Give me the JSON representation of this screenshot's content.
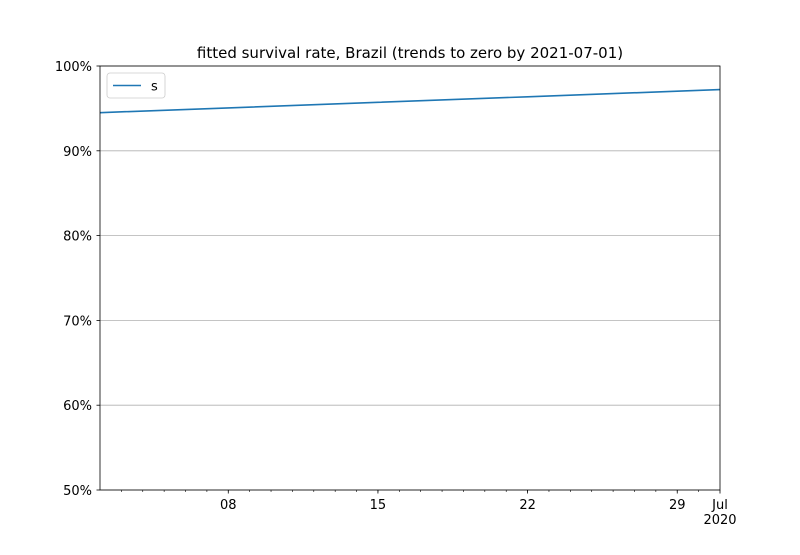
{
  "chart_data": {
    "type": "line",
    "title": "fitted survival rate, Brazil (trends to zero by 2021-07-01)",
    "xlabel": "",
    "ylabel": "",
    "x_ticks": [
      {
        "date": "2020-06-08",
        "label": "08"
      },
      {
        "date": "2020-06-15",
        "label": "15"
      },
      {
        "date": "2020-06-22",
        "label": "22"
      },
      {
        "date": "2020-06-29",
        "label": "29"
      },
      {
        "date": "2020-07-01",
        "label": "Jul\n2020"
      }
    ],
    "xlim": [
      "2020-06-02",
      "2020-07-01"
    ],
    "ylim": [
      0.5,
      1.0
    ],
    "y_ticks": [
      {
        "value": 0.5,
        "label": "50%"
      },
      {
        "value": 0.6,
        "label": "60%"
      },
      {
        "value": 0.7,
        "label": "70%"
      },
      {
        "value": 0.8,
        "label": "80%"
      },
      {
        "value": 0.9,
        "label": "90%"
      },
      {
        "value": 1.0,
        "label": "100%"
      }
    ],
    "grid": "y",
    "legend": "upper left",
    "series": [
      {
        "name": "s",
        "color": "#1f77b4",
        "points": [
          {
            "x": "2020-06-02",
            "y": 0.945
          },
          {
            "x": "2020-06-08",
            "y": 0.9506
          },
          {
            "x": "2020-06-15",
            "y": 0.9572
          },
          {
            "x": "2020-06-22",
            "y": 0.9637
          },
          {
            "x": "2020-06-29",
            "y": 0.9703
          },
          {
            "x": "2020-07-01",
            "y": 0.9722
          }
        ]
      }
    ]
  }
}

---

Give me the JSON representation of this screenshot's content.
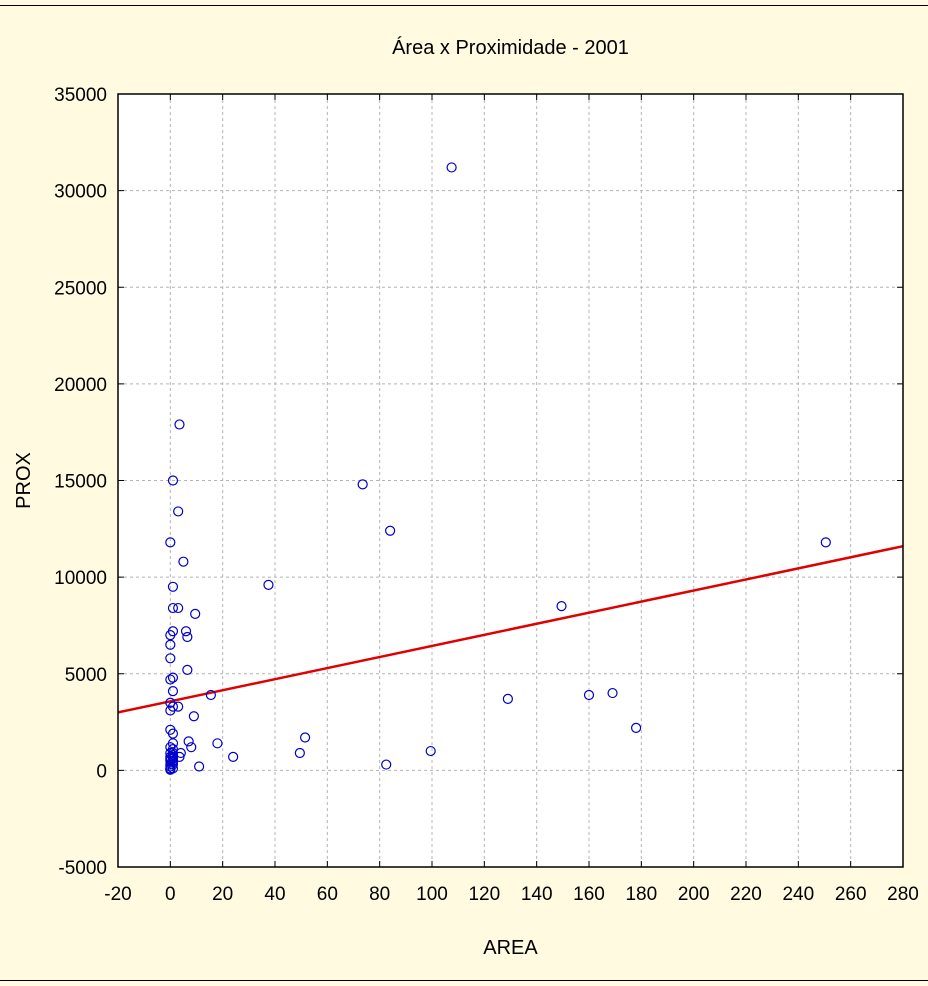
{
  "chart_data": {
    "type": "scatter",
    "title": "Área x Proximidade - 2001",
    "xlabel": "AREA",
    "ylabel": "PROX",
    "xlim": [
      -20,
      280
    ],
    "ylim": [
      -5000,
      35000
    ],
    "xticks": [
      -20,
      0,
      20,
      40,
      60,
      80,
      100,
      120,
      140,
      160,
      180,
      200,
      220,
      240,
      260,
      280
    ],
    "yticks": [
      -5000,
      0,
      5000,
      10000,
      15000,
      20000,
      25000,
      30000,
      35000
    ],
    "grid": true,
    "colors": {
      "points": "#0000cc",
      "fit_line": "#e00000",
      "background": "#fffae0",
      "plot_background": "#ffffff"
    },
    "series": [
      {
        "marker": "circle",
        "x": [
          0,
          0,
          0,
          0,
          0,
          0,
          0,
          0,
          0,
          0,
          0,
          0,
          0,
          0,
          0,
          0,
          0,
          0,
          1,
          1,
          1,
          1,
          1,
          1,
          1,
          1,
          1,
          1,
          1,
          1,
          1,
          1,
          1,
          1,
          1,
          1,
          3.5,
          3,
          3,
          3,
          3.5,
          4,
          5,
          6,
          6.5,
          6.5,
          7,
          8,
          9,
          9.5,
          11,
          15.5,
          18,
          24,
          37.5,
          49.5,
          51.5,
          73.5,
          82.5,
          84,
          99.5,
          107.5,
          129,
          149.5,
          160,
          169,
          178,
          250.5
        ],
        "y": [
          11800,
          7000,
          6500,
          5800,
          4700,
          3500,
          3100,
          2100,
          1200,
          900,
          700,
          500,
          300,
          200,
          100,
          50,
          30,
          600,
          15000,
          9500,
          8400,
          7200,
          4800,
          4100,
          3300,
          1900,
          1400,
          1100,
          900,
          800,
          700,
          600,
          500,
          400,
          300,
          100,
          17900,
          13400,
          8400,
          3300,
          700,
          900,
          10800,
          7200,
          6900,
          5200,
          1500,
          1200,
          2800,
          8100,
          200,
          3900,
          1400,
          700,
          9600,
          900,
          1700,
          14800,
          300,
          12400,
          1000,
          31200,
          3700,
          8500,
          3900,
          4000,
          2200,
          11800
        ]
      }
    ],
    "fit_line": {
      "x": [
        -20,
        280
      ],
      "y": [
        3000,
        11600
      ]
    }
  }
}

» **WHAT THIS TASK INVOLVES**
Report the number of lines of the listing above that hold the string "title", with no other text.

» **RESPONSE TO THIS EXERCISE**
2